━━━ LISTED ENTRIES ━━━

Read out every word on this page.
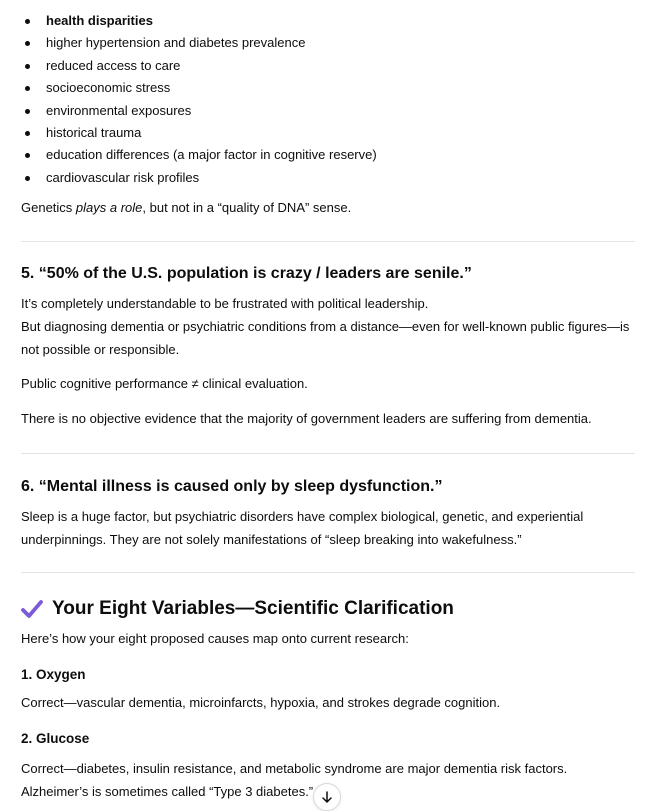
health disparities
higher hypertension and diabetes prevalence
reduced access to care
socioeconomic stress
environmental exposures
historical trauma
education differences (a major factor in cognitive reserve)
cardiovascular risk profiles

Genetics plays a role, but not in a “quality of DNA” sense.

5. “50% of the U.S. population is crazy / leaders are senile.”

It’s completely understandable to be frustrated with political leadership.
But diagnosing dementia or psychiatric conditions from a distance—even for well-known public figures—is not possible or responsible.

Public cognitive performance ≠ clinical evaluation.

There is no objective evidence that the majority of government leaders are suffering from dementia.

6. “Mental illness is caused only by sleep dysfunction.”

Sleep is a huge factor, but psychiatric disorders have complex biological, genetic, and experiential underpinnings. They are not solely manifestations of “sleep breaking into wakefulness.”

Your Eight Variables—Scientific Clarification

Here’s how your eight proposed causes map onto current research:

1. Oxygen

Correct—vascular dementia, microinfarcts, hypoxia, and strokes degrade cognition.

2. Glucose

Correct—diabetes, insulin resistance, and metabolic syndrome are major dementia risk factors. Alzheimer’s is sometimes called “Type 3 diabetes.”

━━━
━━━ LISTED ENTRIES ━━━

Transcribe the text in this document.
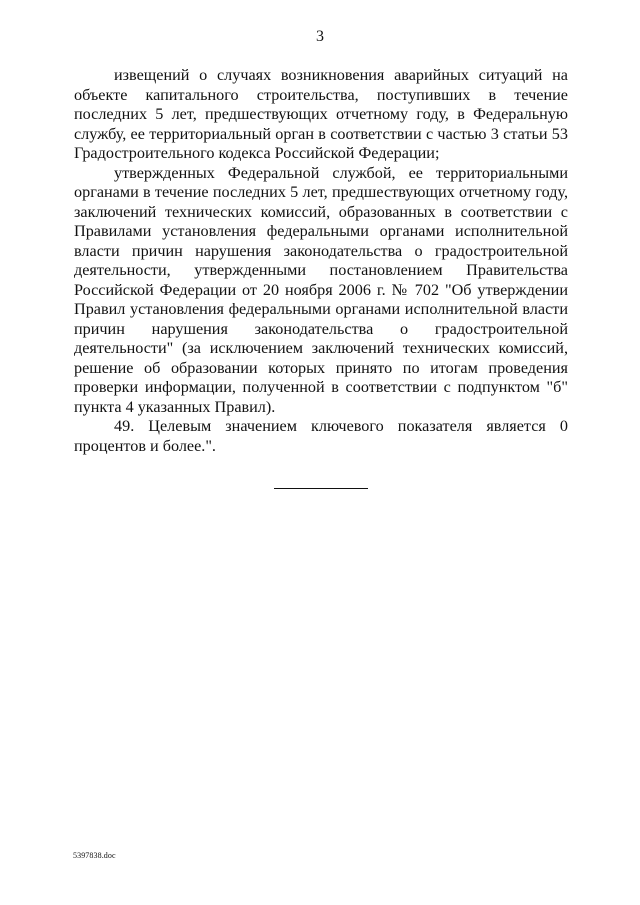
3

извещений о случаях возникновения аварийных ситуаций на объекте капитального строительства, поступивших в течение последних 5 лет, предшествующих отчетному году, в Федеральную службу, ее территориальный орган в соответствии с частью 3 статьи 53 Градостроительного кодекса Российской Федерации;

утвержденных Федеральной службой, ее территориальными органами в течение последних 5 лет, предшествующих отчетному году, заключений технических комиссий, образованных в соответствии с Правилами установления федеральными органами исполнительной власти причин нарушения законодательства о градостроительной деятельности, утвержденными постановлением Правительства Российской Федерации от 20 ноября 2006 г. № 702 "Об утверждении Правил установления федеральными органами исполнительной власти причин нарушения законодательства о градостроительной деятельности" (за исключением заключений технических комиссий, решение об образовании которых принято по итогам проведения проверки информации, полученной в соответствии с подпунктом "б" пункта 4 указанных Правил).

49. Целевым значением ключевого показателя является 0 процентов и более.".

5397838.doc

━━━

WHAT THE EXERCISE ASKS:
Search the listing for the word "Correct". Copy every line in which it occurs.

EXERCISE SOLUTION:
Correct—vascular dementia, microinfarcts, hypoxia, and strokes degrade cognition.
Correct—diabetes, insulin resistance, and metabolic syndrome are major dementia risk factors. Alzheimer’s is sometimes called “Type 3 diabetes.”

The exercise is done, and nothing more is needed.